The natural next step is to fine-tune them with reinforcement learning: take that pretrained prior and push it further with interaction data on the target task.

On a real robot, that fine-tuning has to be off-policy. Data collection is slow and expensive, every rollout takes wall-clock time, and exploratory actions can be physically dangerous. We cannot afford to throw away transitions after one update, so every transition we collect lives in a replay buffer and gets reused.

Off-policy RL on a flow policy, however, is structurally harder than off-policy RL on a more standard policy (e.g., a Gaussian or deterministic policy). The reason has to do with how a flow policy actually generates its actions.

What makes off-policy RL on flow policies difficult

A flow policy $\pi_\theta(a \mid s)$ does not predict an action in one shot. It learns a velocity field $v_\theta(X_\tau, \tau; s)$ that transports Gaussian noise to the action distribution, and samples an action by integrating the resulting ODE:

\[dX_\tau = v_\theta(X_\tau, \tau; s)\, d\tau, \quad X_0 \sim \mathcal{N}(0, I), \quad X_1 \sim \pi_\theta(\cdot \mid s).\]

The reason for choosing a flow policy over a simpler parametric family is expressivity: a single Gaussian policy captures only one mode of action, whereas a flow policy captures rich multi-modal distributions. Most manipulation tasks admit many reasonable ways to act, and we want a policy that can represent all of them. This is exactly why modern robot policies have moved away from Gaussian policies toward generative ones. The price is that sampling now requires integrating the ODE above, which in practice is discretized into a chain of multiple denoising steps.

A flow policy produces an action by iteratively applying the velocity network from Gaussian noise. Naive off-policy fine-tuning backpropagates the terminal critic-guided loss through all sampling steps, making optimization prone to instability. (Figure style motivated by SAC Flow.)

That chain of denoising steps, however, is what makes off-policy RL on a flow policy structurally difficult. The figure above shows why. Modern off-policy RL is essentially Q-learning style actor-critic: train a critic $Q^\pi$ with a temporal-difference (TD) objective, and improve the policy by following $\nabla_\theta Q^\pi$. For a Gaussian policy, that gradient is a single hop from action to parameters. For a flow policy, however, the critic’s signal has to travel all the way back from $X_1$ through every $v_\theta$ block in the figure to reach the policy parameters. This is exactly the same problem as backpropagation-through-time (BPTT) in RNNs: long chains amplify gradient signals into vanishing or exploding regimes.

Existing workarounds and their trade-offs

Several strategies have appeared in the flow-policy RL literature to address backpropagation through the sampling chain. Each is principled, and each gives something up.

One-step distillation (FQL). Distill the multi-step flow policy into a one-step policy, then run Q-learning on top.
- Pro: removes the chain entirely; the resulting one-step policy is directly trainable with standard off-policy actor-critic.

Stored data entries
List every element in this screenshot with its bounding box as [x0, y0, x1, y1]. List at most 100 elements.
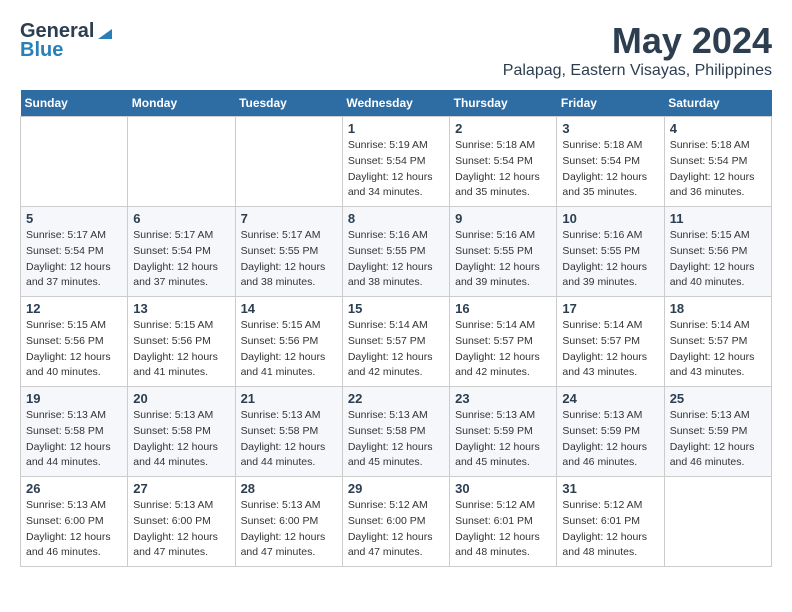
- calendar-week-row: 12 Sunrise: 5:15 AM Sunset: 5:56 PM Dayli…: [21, 297, 772, 387]
- calendar-cell: 29Sunrise: 5:12 AM Sunset: 6:00 PM Dayli…: [342, 477, 449, 567]
- calendar-cell: 2Sunrise: 5:18 AM Sunset: 5:54 PM Daylig…: [450, 117, 557, 207]
- subtitle: Palapag, Eastern Visayas, Philippines: [503, 62, 772, 80]
- day-number: 21: [241, 391, 337, 406]
- calendar-week-row: 1Sunrise: 5:19 AM Sunset: 5:54 PM Daylig…: [21, 117, 772, 207]
- calendar-cell: 23Sunrise: 5:13 AM Sunset: 5:59 PM Dayli…: [450, 387, 557, 477]
- calendar-cell: 14 Sunrise: 5:15 AM Sunset: 5:56 PM Dayli…: [235, 297, 342, 387]
- calendar-cell: 24 Sunrise: 5:13 AM Sunset: 5:59 PM Dayli…: [557, 387, 664, 477]
- logo-icon: [96, 23, 114, 41]
- day-info: Sunrise: 5:13 AM Sunset: 5:58 PM Dayligh…: [241, 408, 337, 471]
- weekday-header-thursday: Thursday: [450, 90, 557, 117]
- calendar-cell: 30 Sunrise: 5:12 AM Sunset: 6:01 PM Dayli…: [450, 477, 557, 567]
- day-number: 30: [455, 481, 551, 496]
- calendar-cell: [664, 477, 771, 567]
- day-info: Sunrise: 5:16 AM Sunset: 5:55 PM Dayligh…: [562, 228, 658, 291]
- calendar-cell: 7 Sunrise: 5:17 AM Sunset: 5:55 PM Daylig…: [235, 207, 342, 297]
- day-number: 8: [348, 211, 444, 226]
- day-info: Sunrise: 5:13 AM Sunset: 5:58 PM Dayligh…: [26, 408, 122, 471]
- day-info: Sunrise: 5:14 AM Sunset: 5:57 PM Dayligh…: [670, 318, 766, 381]
- day-number: 31: [562, 481, 658, 496]
- calendar-cell: 15Sunrise: 5:14 AM Sunset: 5:57 PM Dayli…: [342, 297, 449, 387]
- day-number: 25: [670, 391, 766, 406]
- day-info: Sunrise: 5:13 AM Sunset: 6:00 PM Dayligh…: [133, 498, 229, 561]
- day-info: Sunrise: 5:13 AM Sunset: 6:00 PM Dayligh…: [26, 498, 122, 561]
- calendar-cell: 17Sunrise: 5:14 AM Sunset: 5:57 PM Dayli…: [557, 297, 664, 387]
- day-number: 4: [670, 121, 766, 136]
- calendar-cell: 16Sunrise: 5:14 AM Sunset: 5:57 PM Dayli…: [450, 297, 557, 387]
- calendar-cell: 25 Sunrise: 5:13 AM Sunset: 5:59 PM Dayli…: [664, 387, 771, 477]
- day-info: Sunrise: 5:13 AM Sunset: 5:58 PM Dayligh…: [348, 408, 444, 471]
- day-number: 1: [348, 121, 444, 136]
- day-info: Sunrise: 5:16 AM Sunset: 5:55 PM Dayligh…: [455, 228, 551, 291]
- logo: General Blue: [20, 20, 114, 62]
- weekday-header-sunday: Sunday: [21, 90, 128, 117]
- day-number: 20: [133, 391, 229, 406]
- calendar-cell: 3 Sunrise: 5:18 AM Sunset: 5:54 PM Daylig…: [557, 117, 664, 207]
- calendar-cell: 6 Sunrise: 5:17 AM Sunset: 5:54 PM Daylig…: [128, 207, 235, 297]
- day-number: 5: [26, 211, 122, 226]
- day-number: 7: [241, 211, 337, 226]
- weekday-header-row: SundayMondayTuesdayWednesdayThursdayFrid…: [21, 90, 772, 117]
- day-info: Sunrise: 5:12 AM Sunset: 6:01 PM Dayligh…: [455, 498, 551, 561]
- weekday-header-saturday: Saturday: [664, 90, 771, 117]
- calendar-cell: 1Sunrise: 5:19 AM Sunset: 5:54 PM Daylig…: [342, 117, 449, 207]
- day-number: 26: [26, 481, 122, 496]
- calendar-cell: 19 Sunrise: 5:13 AM Sunset: 5:58 PM Dayli…: [21, 387, 128, 477]
- calendar-cell: [128, 117, 235, 207]
- calendar-cell: 31 Sunrise: 5:12 AM Sunset: 6:01 PM Dayli…: [557, 477, 664, 567]
- weekday-header-friday: Friday: [557, 90, 664, 117]
- calendar-cell: 20Sunrise: 5:13 AM Sunset: 5:58 PM Dayli…: [128, 387, 235, 477]
- calendar-cell: 5 Sunrise: 5:17 AM Sunset: 5:54 PM Daylig…: [21, 207, 128, 297]
- calendar-week-row: 26 Sunrise: 5:13 AM Sunset: 6:00 PM Dayli…: [21, 477, 772, 567]
- day-info: Sunrise: 5:17 AM Sunset: 5:54 PM Dayligh…: [133, 228, 229, 291]
- day-number: 29: [348, 481, 444, 496]
- weekday-header-tuesday: Tuesday: [235, 90, 342, 117]
- day-info: Sunrise: 5:15 AM Sunset: 5:56 PM Dayligh…: [670, 228, 766, 291]
- day-number: 19: [26, 391, 122, 406]
- day-info: Sunrise: 5:17 AM Sunset: 5:54 PM Dayligh…: [26, 228, 122, 291]
- title-block: May 2024 Palapag, Eastern Visayas, Phili…: [503, 20, 772, 80]
- calendar-cell: 27Sunrise: 5:13 AM Sunset: 6:00 PM Dayli…: [128, 477, 235, 567]
- calendar-cell: 11Sunrise: 5:15 AM Sunset: 5:56 PM Dayli…: [664, 207, 771, 297]
- day-number: 9: [455, 211, 551, 226]
- calendar-cell: 22 Sunrise: 5:13 AM Sunset: 5:58 PM Dayli…: [342, 387, 449, 477]
- day-info: Sunrise: 5:16 AM Sunset: 5:55 PM Dayligh…: [348, 228, 444, 291]
- calendar-week-row: 19 Sunrise: 5:13 AM Sunset: 5:58 PM Dayli…: [21, 387, 772, 477]
- day-info: Sunrise: 5:13 AM Sunset: 6:00 PM Dayligh…: [241, 498, 337, 561]
- day-info: Sunrise: 5:13 AM Sunset: 5:59 PM Dayligh…: [562, 408, 658, 471]
- day-number: 23: [455, 391, 551, 406]
- day-number: 18: [670, 301, 766, 316]
- day-info: Sunrise: 5:14 AM Sunset: 5:57 PM Dayligh…: [455, 318, 551, 381]
- main-title: May 2024: [503, 20, 772, 62]
- day-info: Sunrise: 5:13 AM Sunset: 5:59 PM Dayligh…: [670, 408, 766, 471]
- day-info: Sunrise: 5:18 AM Sunset: 5:54 PM Dayligh…: [670, 138, 766, 201]
- day-number: 28: [241, 481, 337, 496]
- day-info: Sunrise: 5:12 AM Sunset: 6:01 PM Dayligh…: [562, 498, 658, 561]
- day-info: Sunrise: 5:17 AM Sunset: 5:55 PM Dayligh…: [241, 228, 337, 291]
- day-number: 6: [133, 211, 229, 226]
- day-info: Sunrise: 5:18 AM Sunset: 5:54 PM Dayligh…: [562, 138, 658, 201]
- weekday-header-wednesday: Wednesday: [342, 90, 449, 117]
- day-number: 24: [562, 391, 658, 406]
- calendar-cell: 28 Sunrise: 5:13 AM Sunset: 6:00 PM Dayli…: [235, 477, 342, 567]
- day-info: Sunrise: 5:15 AM Sunset: 5:56 PM Dayligh…: [241, 318, 337, 381]
- day-info: Sunrise: 5:15 AM Sunset: 5:56 PM Dayligh…: [26, 318, 122, 381]
- day-number: 22: [348, 391, 444, 406]
- day-number: 12: [26, 301, 122, 316]
- weekday-header-monday: Monday: [128, 90, 235, 117]
- calendar-cell: 26 Sunrise: 5:13 AM Sunset: 6:00 PM Dayli…: [21, 477, 128, 567]
- page-header: General Blue May 2024 Palapag, Eastern V…: [20, 20, 772, 80]
- day-info: Sunrise: 5:15 AM Sunset: 5:56 PM Dayligh…: [133, 318, 229, 381]
- calendar-cell: 9 Sunrise: 5:16 AM Sunset: 5:55 PM Daylig…: [450, 207, 557, 297]
- day-number: 10: [562, 211, 658, 226]
- day-number: 14: [241, 301, 337, 316]
- day-number: 13: [133, 301, 229, 316]
- calendar-cell: [235, 117, 342, 207]
- day-number: 15: [348, 301, 444, 316]
- day-info: Sunrise: 5:14 AM Sunset: 5:57 PM Dayligh…: [562, 318, 658, 381]
- calendar-cell: 21 Sunrise: 5:13 AM Sunset: 5:58 PM Dayli…: [235, 387, 342, 477]
- day-info: Sunrise: 5:18 AM Sunset: 5:54 PM Dayligh…: [455, 138, 551, 201]
- calendar-week-row: 5 Sunrise: 5:17 AM Sunset: 5:54 PM Daylig…: [21, 207, 772, 297]
- calendar-table: SundayMondayTuesdayWednesdayThursdayFrid…: [20, 90, 772, 567]
- day-number: 3: [562, 121, 658, 136]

- _Goal of the exercise_:
Can you update the text on off-policy RL for flow policies, beginning at the words that have "The reason for" and stopping after "by SAC Flow.)", with "flow policy" changed to "flow-based policy"?

- _Reply_:
The reason for choosing a flow-based policy over a simpler parametric family is expressivity: a single Gaussian policy captures only one mode of action, whereas a flow-based policy captures rich multi-modal distributions. Most manipulation tasks admit many reasonable ways to act, and we want a policy that can represent all of them. This is exactly why modern robot policies have moved away from Gaussian policies toward generative ones. The price is that sampling now requires integrating the ODE above, which in practice is discretized into a chain of multiple denoising steps.

A flow-based policy produces an action by iteratively applying the velocity network from Gaussian noise. Naive off-policy fine-tuning backpropagates the terminal critic-guided loss through all sampling steps, making optimization prone to instability. (Figure style motivated by SAC Flow.)